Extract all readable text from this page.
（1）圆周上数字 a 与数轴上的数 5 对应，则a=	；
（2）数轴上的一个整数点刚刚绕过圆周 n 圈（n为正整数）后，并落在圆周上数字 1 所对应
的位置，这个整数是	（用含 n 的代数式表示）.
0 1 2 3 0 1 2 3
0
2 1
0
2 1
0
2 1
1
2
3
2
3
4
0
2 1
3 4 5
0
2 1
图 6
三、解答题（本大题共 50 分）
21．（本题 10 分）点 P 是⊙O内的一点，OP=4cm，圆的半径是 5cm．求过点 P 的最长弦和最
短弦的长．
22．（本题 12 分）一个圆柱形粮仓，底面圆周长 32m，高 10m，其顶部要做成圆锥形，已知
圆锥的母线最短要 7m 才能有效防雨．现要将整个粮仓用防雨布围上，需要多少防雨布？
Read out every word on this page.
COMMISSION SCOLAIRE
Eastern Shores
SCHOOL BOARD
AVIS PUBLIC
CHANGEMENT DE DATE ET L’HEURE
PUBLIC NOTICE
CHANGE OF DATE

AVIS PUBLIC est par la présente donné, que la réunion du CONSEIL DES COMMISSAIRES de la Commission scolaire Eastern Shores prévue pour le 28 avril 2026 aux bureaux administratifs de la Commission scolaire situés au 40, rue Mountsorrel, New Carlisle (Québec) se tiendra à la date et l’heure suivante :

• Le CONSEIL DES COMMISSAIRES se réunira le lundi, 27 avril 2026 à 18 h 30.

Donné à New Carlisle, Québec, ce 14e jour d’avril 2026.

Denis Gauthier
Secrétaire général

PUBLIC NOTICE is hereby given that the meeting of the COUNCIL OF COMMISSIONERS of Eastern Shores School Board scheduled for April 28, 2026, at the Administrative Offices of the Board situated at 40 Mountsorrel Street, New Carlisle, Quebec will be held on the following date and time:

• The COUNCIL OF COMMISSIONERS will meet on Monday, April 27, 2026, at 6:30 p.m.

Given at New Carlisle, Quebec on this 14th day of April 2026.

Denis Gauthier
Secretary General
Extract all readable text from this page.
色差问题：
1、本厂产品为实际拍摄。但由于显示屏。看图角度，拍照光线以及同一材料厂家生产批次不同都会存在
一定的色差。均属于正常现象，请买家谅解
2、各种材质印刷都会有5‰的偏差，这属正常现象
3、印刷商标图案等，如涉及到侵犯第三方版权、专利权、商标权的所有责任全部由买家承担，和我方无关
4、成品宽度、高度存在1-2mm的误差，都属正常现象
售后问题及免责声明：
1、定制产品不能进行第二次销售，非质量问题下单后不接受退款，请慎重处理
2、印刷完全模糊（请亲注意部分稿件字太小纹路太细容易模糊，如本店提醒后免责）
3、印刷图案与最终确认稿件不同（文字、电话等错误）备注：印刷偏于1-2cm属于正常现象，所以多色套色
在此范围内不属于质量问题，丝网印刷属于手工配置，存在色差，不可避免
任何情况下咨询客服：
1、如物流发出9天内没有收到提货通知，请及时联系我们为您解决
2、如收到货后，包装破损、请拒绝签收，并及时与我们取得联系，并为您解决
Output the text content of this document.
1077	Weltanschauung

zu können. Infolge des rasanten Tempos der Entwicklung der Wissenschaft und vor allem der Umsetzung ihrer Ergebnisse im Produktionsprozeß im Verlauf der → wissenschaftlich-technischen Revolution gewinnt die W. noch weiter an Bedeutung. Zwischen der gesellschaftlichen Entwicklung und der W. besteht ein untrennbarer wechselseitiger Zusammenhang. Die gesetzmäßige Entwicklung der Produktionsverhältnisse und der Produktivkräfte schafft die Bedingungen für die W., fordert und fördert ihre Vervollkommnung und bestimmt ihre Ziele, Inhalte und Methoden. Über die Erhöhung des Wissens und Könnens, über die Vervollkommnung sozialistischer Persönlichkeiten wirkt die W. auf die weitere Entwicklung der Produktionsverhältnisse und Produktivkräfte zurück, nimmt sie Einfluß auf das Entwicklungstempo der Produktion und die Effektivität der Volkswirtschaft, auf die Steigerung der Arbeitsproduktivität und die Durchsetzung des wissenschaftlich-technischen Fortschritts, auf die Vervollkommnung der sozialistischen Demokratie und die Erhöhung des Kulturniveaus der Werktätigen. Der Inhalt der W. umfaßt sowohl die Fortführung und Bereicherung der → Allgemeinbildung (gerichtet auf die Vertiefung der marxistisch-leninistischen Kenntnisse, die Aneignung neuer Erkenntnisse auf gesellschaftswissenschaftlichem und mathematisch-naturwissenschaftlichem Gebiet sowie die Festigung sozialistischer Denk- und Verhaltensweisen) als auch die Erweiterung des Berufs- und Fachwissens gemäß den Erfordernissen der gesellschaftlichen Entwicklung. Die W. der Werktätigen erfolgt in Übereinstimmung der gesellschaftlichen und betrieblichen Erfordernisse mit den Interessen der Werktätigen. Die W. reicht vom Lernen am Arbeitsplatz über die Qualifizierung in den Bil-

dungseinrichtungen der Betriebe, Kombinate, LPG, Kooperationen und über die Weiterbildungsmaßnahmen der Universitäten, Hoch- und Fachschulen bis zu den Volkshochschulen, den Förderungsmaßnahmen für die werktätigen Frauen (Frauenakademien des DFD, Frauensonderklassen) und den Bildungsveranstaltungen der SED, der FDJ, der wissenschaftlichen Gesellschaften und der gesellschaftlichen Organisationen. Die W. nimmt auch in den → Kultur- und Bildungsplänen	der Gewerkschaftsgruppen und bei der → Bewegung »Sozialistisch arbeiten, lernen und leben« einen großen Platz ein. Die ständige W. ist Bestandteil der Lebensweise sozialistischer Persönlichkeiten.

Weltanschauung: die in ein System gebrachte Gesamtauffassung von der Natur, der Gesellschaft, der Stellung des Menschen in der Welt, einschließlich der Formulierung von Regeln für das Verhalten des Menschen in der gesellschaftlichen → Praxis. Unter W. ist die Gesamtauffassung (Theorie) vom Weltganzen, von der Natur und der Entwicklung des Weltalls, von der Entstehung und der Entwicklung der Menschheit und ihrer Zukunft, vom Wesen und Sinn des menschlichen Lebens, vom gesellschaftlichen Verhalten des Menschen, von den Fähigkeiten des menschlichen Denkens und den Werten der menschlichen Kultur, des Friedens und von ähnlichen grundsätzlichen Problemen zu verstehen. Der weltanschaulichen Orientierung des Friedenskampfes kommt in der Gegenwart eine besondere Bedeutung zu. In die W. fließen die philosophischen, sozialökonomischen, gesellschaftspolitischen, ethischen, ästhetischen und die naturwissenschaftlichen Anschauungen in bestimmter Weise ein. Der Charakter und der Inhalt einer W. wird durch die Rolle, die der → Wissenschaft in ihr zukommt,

■ **GOAL**: Every entry above should be retyped exactly as shown.

■ **CORRECT RESULT**:
Extract all readable text from this page.
（1）圆周上数字 a 与数轴上的数 5 对应，则a=	；
（2）数轴上的一个整数点刚刚绕过圆周 n 圈（n为正整数）后，并落在圆周上数字 1 所对应
的位置，这个整数是	（用含 n 的代数式表示）.
0 1 2 3 0 1 2 3
0
2 1
0
2 1
0
2 1
1
2
3
2
3
4
0
2 1
3 4 5
0
2 1
图 6
三、解答题（本大题共 50 分）
21．（本题 10 分）点 P 是⊙O内的一点，OP=4cm，圆的半径是 5cm．求过点 P 的最长弦和最
短弦的长．
22．（本题 12 分）一个圆柱形粮仓，底面圆周长 32m，高 10m，其顶部要做成圆锥形，已知
圆锥的母线最短要 7m 才能有效防雨．现要将整个粮仓用防雨布围上，需要多少防雨布？
Read out every word on this page.
COMMISSION SCOLAIRE
Eastern Shores
SCHOOL BOARD
AVIS PUBLIC
CHANGEMENT DE DATE ET L’HEURE
PUBLIC NOTICE
CHANGE OF DATE

AVIS PUBLIC est par la présente donné, que la réunion du CONSEIL DES COMMISSAIRES de la Commission scolaire Eastern Shores prévue pour le 28 avril 2026 aux bureaux administratifs de la Commission scolaire situés au 40, rue Mountsorrel, New Carlisle (Québec) se tiendra à la date et l’heure suivante :

• Le CONSEIL DES COMMISSAIRES se réunira le lundi, 27 avril 2026 à 18 h 30.

Donné à New Carlisle, Québec, ce 14e jour d’avril 2026.

Denis Gauthier
Secrétaire général

PUBLIC NOTICE is hereby given that the meeting of the COUNCIL OF COMMISSIONERS of Eastern Shores School Board scheduled for April 28, 2026, at the Administrative Offices of the Board situated at 40 Mountsorrel Street, New Carlisle, Quebec will be held on the following date and time:

• The COUNCIL OF COMMISSIONERS will meet on Monday, April 27, 2026, at 6:30 p.m.

Given at New Carlisle, Quebec on this 14th day of April 2026.

Denis Gauthier
Secretary General
Extract all readable text from this page.
色差问题：
1、本厂产品为实际拍摄。但由于显示屏。看图角度，拍照光线以及同一材料厂家生产批次不同都会存在
一定的色差。均属于正常现象，请买家谅解
2、各种材质印刷都会有5‰的偏差，这属正常现象
3、印刷商标图案等，如涉及到侵犯第三方版权、专利权、商标权的所有责任全部由买家承担，和我方无关
4、成品宽度、高度存在1-2mm的误差，都属正常现象
售后问题及免责声明：
1、定制产品不能进行第二次销售，非质量问题下单后不接受退款，请慎重处理
2、印刷完全模糊（请亲注意部分稿件字太小纹路太细容易模糊，如本店提醒后免责）
3、印刷图案与最终确认稿件不同（文字、电话等错误）备注：印刷偏于1-2cm属于正常现象，所以多色套色
在此范围内不属于质量问题，丝网印刷属于手工配置，存在色差，不可避免
任何情况下咨询客服：
1、如物流发出9天内没有收到提货通知，请及时联系我们为您解决
2、如收到货后，包装破损、请拒绝签收，并及时与我们取得联系，并为您解决
Output the text content of this document.
1077	Weltanschauung

zu können. Infolge des rasanten Tempos der Entwicklung der Wissenschaft und vor allem der Umsetzung ihrer Ergebnisse im Produktionsprozeß im Verlauf der → wissenschaftlich-technischen Revolution gewinnt die W. noch weiter an Bedeutung. Zwischen der gesellschaftlichen Entwicklung und der W. besteht ein untrennbarer wechselseitiger Zusammenhang. Die gesetzmäßige Entwicklung der Produktionsverhältnisse und der Produktivkräfte schafft die Bedingungen für die W., fordert und fördert ihre Vervollkommnung und bestimmt ihre Ziele, Inhalte und Methoden. Über die Erhöhung des Wissens und Könnens, über die Vervollkommnung sozialistischer Persönlichkeiten wirkt die W. auf die weitere Entwicklung der Produktionsverhältnisse und Produktivkräfte zurück, nimmt sie Einfluß auf das Entwicklungstempo der Produktion und die Effektivität der Volkswirtschaft, auf die Steigerung der Arbeitsproduktivität und die Durchsetzung des wissenschaftlich-technischen Fortschritts, auf die Vervollkommnung der sozialistischen Demokratie und die Erhöhung des Kulturniveaus der Werktätigen. Der Inhalt der W. umfaßt sowohl die Fortführung und Bereicherung der → Allgemeinbildung (gerichtet auf die Vertiefung der marxistisch-leninistischen Kenntnisse, die Aneignung neuer Erkenntnisse auf gesellschaftswissenschaftlichem und mathematisch-naturwissenschaftlichem Gebiet sowie die Festigung sozialistischer Denk- und Verhaltensweisen) als auch die Erweiterung des Berufs- und Fachwissens gemäß den Erfordernissen der gesellschaftlichen Entwicklung. Die W. der Werktätigen erfolgt in Übereinstimmung der gesellschaftlichen und betrieblichen Erfordernisse mit den Interessen der Werktätigen. Die W. reicht vom Lernen am Arbeitsplatz über die Qualifizierung in den Bil-

dungseinrichtungen der Betriebe, Kombinate, LPG, Kooperationen und über die Weiterbildungsmaßnahmen der Universitäten, Hoch- und Fachschulen bis zu den Volkshochschulen, den Förderungsmaßnahmen für die werktätigen Frauen (Frauenakademien des DFD, Frauensonderklassen) und den Bildungsveranstaltungen der SED, der FDJ, der wissenschaftlichen Gesellschaften und der gesellschaftlichen Organisationen. Die W. nimmt auch in den → Kultur- und Bildungsplänen	der Gewerkschaftsgruppen und bei der → Bewegung »Sozialistisch arbeiten, lernen und leben« einen großen Platz ein. Die ständige W. ist Bestandteil der Lebensweise sozialistischer Persönlichkeiten.

Weltanschauung: die in ein System gebrachte Gesamtauffassung von der Natur, der Gesellschaft, der Stellung des Menschen in der Welt, einschließlich der Formulierung von Regeln für das Verhalten des Menschen in der gesellschaftlichen → Praxis. Unter W. ist die Gesamtauffassung (Theorie) vom Weltganzen, von der Natur und der Entwicklung des Weltalls, von der Entstehung und der Entwicklung der Menschheit und ihrer Zukunft, vom Wesen und Sinn des menschlichen Lebens, vom gesellschaftlichen Verhalten des Menschen, von den Fähigkeiten des menschlichen Denkens und den Werten der menschlichen Kultur, des Friedens und von ähnlichen grundsätzlichen Problemen zu verstehen. Der weltanschaulichen Orientierung des Friedenskampfes kommt in der Gegenwart eine besondere Bedeutung zu. In die W. fließen die philosophischen, sozialökonomischen, gesellschaftspolitischen, ethischen, ästhetischen und die naturwissenschaftlichen Anschauungen in bestimmter Weise ein. Der Charakter und der Inhalt einer W. wird durch die Rolle, die der → Wissenschaft in ihr zukommt,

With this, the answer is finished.